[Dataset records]
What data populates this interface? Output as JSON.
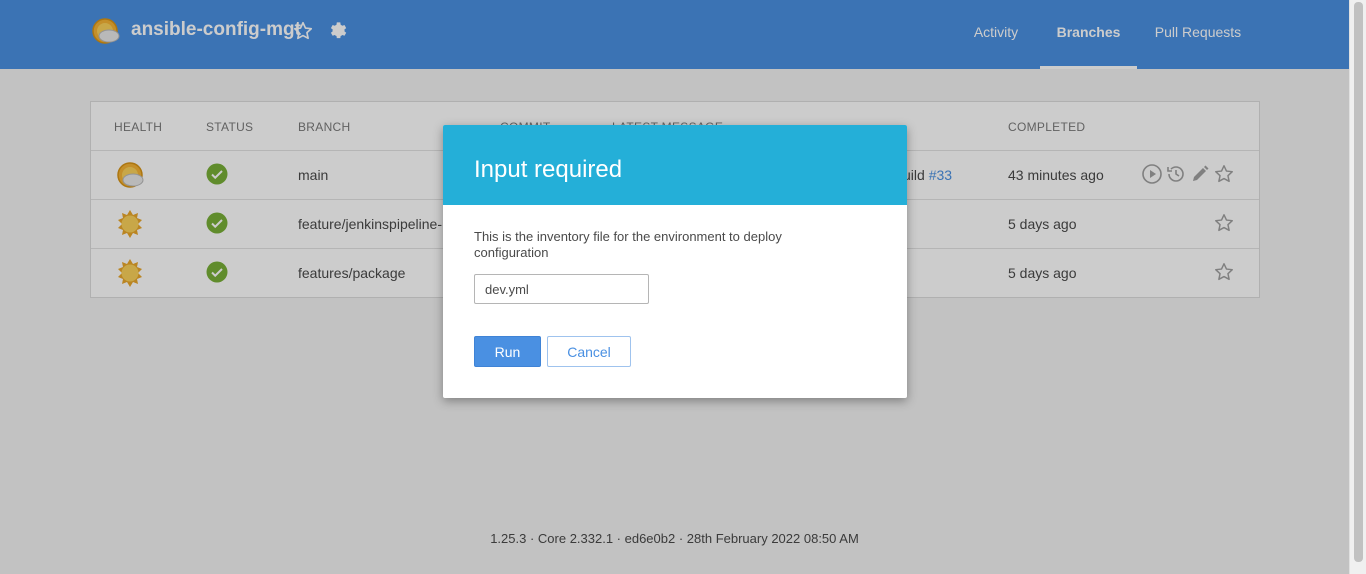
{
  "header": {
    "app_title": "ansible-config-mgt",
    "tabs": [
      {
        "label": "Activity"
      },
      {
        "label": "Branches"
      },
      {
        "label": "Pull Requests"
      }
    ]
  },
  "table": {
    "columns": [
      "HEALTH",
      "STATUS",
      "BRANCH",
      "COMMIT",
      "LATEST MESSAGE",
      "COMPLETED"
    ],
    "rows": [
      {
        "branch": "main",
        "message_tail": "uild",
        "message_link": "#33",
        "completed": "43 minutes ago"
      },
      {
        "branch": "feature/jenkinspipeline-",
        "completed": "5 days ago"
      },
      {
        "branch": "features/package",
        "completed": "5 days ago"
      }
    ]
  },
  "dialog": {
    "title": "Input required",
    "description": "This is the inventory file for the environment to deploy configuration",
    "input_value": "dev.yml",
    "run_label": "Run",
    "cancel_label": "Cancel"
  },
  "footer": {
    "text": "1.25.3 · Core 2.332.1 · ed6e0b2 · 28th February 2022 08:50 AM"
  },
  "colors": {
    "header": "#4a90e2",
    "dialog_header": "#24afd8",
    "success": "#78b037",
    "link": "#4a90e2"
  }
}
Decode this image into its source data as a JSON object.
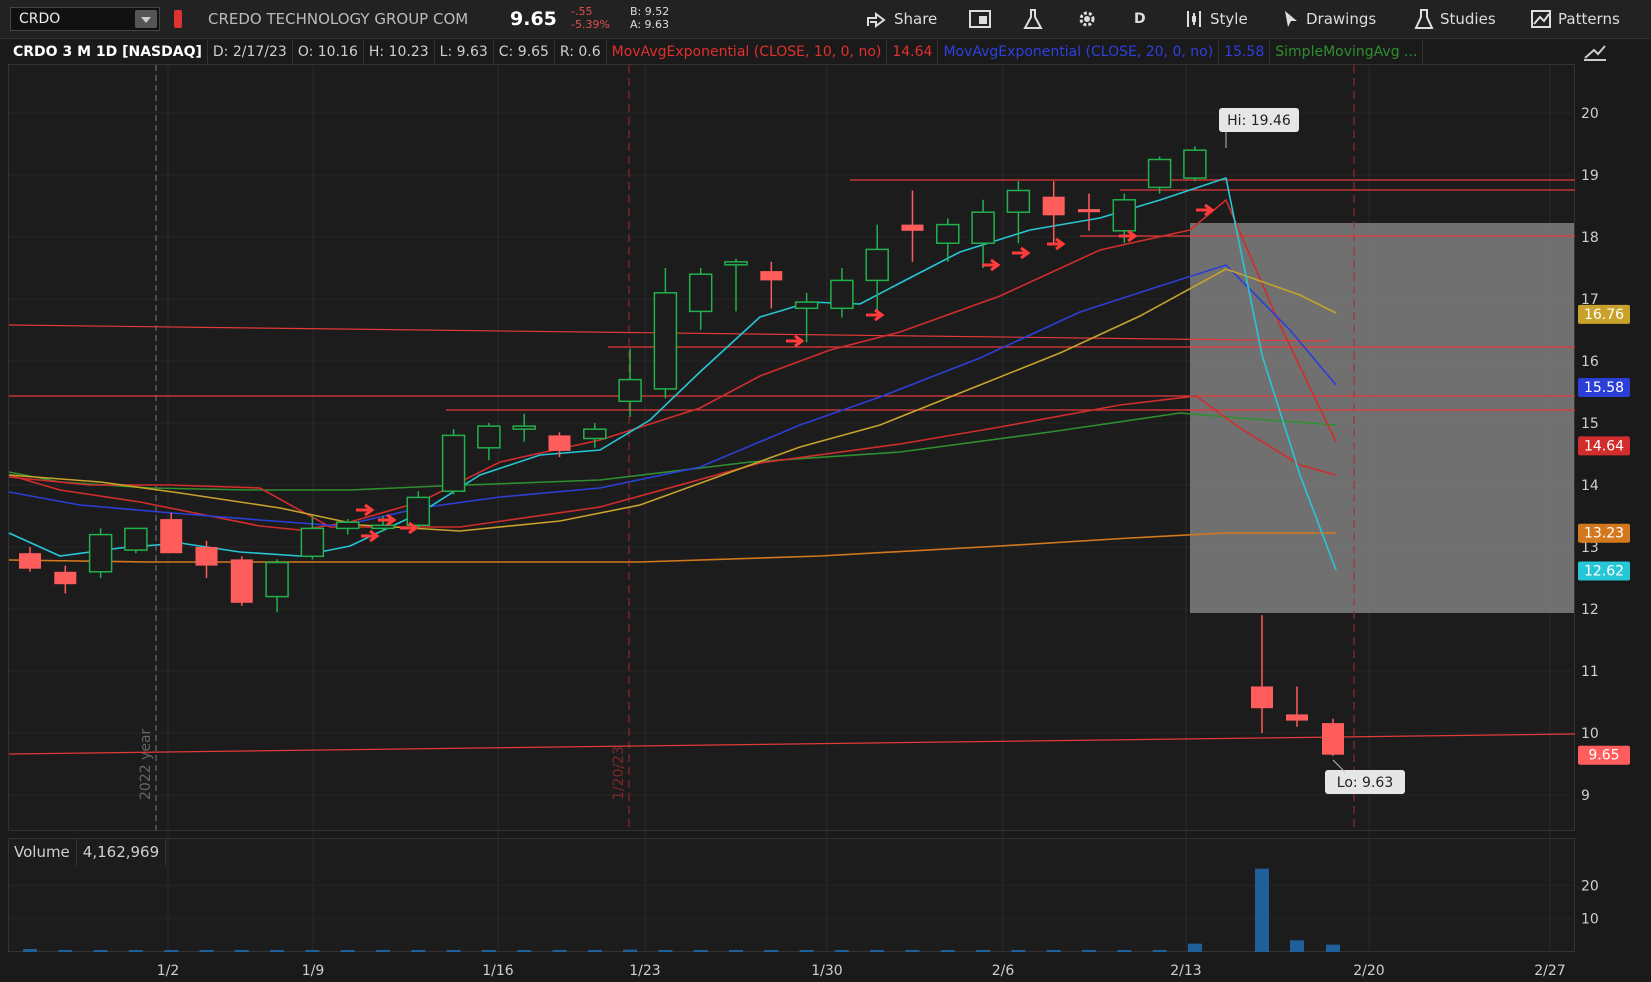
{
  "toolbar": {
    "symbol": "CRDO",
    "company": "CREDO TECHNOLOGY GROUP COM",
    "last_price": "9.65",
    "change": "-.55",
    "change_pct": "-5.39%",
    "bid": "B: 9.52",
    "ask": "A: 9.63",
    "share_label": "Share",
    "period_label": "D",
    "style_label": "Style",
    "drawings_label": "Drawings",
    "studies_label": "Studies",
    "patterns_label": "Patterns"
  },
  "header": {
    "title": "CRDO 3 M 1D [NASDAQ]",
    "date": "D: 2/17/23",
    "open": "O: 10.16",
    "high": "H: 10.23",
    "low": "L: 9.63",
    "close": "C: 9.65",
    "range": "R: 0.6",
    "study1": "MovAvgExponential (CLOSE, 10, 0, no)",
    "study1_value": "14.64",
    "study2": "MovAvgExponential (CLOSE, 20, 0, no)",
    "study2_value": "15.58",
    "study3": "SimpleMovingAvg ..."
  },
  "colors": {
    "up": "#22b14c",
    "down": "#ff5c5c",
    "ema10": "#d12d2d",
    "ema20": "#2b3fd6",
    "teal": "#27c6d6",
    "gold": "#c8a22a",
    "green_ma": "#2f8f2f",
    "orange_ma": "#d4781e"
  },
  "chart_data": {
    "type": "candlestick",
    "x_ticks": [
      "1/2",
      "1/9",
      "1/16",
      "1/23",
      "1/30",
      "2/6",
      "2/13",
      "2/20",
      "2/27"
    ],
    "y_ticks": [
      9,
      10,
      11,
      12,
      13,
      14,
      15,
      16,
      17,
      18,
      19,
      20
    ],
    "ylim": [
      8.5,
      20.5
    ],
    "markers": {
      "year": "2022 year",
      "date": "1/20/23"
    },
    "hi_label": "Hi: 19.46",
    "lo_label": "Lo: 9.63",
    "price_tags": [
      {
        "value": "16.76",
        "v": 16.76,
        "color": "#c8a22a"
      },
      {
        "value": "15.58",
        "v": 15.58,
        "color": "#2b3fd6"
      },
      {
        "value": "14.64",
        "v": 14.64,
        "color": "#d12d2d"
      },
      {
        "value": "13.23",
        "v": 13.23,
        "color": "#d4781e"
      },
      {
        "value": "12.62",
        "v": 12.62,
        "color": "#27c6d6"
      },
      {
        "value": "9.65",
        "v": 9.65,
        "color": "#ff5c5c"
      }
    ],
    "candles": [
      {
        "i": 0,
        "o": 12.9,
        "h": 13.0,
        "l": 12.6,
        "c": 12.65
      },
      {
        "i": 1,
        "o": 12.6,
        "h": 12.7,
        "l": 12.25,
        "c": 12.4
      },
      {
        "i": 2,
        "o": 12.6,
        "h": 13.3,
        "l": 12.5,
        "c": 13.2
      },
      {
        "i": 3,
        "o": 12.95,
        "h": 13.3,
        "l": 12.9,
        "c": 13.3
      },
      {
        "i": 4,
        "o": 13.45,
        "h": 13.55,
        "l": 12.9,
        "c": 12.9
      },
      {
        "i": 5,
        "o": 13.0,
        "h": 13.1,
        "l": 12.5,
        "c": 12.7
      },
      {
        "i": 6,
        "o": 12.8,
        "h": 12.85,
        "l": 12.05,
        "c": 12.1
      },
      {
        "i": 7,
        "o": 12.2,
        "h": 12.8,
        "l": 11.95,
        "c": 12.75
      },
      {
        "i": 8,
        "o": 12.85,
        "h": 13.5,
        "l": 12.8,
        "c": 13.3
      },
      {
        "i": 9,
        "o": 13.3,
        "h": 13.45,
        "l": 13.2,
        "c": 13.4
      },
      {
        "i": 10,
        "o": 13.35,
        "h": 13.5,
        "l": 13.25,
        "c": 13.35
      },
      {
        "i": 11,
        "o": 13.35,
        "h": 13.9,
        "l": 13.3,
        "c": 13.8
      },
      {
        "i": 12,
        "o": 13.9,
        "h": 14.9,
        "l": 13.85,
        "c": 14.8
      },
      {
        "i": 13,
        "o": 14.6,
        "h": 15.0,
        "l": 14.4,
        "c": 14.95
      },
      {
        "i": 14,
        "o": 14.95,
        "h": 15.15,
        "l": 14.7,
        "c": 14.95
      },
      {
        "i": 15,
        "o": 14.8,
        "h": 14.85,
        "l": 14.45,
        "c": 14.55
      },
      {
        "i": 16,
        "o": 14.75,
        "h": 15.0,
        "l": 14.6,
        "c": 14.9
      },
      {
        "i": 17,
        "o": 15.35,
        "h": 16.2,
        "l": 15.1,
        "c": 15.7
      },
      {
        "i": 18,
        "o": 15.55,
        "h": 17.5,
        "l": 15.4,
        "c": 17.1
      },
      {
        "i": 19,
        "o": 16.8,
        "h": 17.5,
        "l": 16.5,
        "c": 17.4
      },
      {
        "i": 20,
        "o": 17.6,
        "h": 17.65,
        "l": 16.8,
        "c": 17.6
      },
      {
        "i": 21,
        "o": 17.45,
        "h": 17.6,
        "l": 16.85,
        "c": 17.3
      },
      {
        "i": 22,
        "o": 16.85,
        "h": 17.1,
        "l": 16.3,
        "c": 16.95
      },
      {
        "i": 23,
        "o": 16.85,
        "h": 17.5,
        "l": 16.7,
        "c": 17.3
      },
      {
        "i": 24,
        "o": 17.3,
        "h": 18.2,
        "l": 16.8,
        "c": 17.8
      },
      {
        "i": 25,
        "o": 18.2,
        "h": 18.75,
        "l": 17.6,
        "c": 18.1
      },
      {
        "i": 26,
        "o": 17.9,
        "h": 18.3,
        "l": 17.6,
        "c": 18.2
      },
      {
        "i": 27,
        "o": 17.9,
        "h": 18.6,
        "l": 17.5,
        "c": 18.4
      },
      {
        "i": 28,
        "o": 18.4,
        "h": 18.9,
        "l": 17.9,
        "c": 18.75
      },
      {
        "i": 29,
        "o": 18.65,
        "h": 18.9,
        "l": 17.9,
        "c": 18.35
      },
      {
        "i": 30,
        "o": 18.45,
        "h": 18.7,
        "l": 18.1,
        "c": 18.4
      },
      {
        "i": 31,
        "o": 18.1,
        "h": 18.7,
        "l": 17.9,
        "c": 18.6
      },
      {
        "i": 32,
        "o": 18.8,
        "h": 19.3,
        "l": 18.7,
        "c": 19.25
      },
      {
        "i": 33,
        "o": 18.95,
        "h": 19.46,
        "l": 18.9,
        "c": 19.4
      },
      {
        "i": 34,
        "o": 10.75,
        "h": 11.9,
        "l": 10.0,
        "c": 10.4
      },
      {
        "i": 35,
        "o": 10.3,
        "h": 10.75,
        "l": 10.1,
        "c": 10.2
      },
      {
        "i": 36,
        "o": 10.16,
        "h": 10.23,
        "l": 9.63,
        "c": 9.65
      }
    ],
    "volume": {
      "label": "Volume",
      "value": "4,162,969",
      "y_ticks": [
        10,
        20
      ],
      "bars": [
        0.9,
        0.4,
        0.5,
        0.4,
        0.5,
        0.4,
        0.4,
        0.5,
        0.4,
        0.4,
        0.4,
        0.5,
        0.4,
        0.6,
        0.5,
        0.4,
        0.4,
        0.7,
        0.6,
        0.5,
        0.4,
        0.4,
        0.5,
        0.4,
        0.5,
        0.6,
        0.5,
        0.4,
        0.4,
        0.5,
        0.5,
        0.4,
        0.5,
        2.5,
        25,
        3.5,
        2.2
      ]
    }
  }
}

* * *

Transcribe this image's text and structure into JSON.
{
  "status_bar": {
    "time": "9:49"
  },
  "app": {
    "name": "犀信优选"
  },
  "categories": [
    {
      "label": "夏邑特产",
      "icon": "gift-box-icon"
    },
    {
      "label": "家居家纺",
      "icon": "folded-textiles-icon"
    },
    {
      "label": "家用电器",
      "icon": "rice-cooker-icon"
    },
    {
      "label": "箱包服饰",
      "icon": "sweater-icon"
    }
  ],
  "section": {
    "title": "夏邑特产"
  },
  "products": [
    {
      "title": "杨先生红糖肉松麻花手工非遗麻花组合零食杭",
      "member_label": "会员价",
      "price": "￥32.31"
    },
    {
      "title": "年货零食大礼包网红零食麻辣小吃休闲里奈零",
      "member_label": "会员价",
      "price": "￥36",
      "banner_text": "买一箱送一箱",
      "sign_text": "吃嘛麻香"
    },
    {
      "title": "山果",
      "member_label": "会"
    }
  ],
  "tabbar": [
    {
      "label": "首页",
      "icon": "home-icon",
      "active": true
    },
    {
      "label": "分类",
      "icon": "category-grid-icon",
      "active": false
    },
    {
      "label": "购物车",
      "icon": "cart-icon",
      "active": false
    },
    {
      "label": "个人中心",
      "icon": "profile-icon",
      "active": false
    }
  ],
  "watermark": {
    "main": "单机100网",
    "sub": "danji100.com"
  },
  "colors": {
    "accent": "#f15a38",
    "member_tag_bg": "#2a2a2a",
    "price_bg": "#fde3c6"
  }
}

--

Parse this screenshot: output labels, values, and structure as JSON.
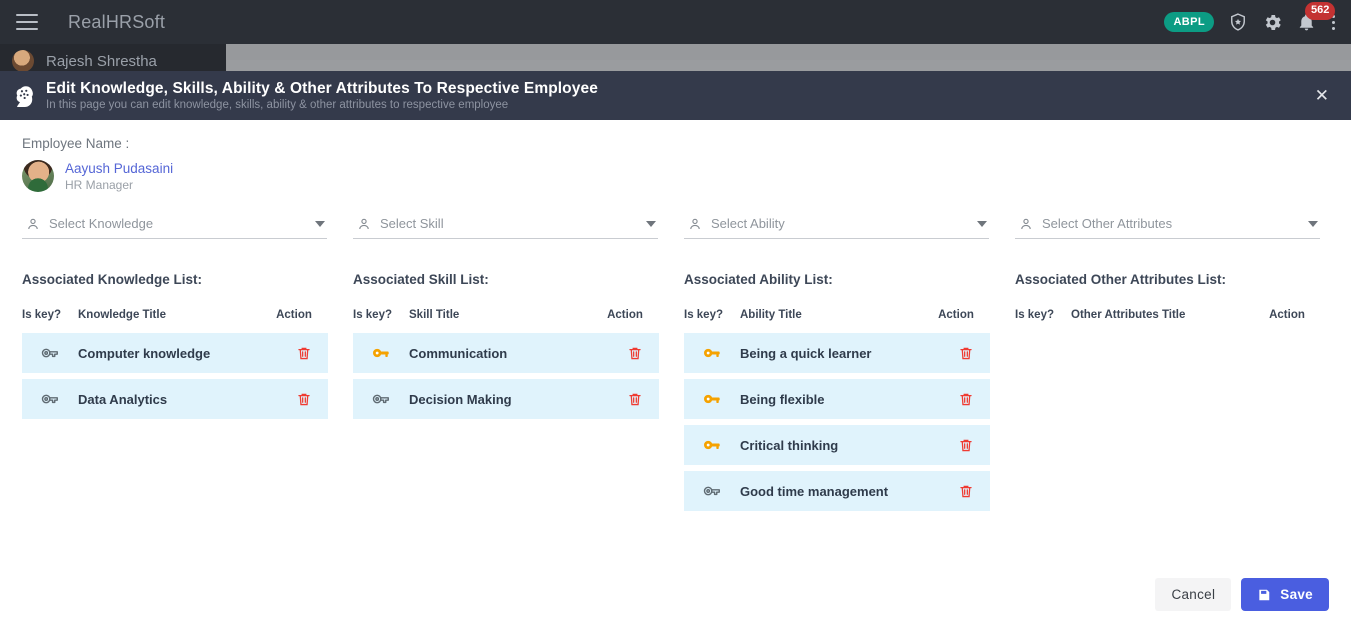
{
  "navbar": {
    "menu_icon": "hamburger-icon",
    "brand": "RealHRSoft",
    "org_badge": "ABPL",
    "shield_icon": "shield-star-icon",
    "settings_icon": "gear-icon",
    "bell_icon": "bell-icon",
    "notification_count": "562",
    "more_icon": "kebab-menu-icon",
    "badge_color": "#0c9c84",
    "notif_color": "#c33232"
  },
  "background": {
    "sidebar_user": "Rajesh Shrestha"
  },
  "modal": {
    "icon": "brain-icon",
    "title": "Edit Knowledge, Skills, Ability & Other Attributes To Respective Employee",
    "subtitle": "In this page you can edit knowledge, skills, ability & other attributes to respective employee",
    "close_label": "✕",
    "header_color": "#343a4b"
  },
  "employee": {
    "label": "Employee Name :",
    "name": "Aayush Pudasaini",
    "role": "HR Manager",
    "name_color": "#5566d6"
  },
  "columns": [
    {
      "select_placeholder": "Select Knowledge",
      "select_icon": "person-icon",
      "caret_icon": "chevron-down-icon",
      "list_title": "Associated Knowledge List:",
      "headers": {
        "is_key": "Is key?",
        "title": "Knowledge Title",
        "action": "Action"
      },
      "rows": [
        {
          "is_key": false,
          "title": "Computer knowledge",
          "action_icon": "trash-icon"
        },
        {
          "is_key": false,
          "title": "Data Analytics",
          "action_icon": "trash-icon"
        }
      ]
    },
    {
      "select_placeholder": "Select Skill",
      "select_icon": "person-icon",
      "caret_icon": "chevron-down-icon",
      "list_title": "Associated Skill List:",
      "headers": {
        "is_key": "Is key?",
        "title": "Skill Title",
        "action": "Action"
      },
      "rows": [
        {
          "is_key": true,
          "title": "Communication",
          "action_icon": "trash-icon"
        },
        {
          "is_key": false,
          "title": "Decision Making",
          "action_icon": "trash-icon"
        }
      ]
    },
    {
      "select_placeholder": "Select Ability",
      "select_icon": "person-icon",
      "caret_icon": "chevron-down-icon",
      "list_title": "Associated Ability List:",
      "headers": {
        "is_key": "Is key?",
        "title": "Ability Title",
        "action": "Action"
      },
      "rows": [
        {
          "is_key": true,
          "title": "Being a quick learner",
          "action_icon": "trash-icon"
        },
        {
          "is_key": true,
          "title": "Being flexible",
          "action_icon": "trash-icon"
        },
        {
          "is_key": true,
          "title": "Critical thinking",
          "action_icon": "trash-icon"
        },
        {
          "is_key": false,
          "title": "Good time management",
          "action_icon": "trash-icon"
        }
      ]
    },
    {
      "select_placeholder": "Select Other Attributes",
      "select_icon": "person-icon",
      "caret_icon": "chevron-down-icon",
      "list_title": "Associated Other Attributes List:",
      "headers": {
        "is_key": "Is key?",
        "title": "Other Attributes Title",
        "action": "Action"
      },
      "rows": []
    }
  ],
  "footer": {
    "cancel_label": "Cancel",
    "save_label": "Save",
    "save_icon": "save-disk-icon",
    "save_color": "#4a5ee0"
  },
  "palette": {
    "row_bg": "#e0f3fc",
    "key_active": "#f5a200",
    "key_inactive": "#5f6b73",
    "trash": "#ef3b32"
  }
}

### OBJECTIVE:
Sift through the entries and copy every line with "Associated".

### RESPONSE TO THIS EXERCISE:
      "list_title": "Associated Knowledge List:",
      "list_title": "Associated Skill List:",
      "list_title": "Associated Ability List:",
      "list_title": "Associated Other Attributes List:",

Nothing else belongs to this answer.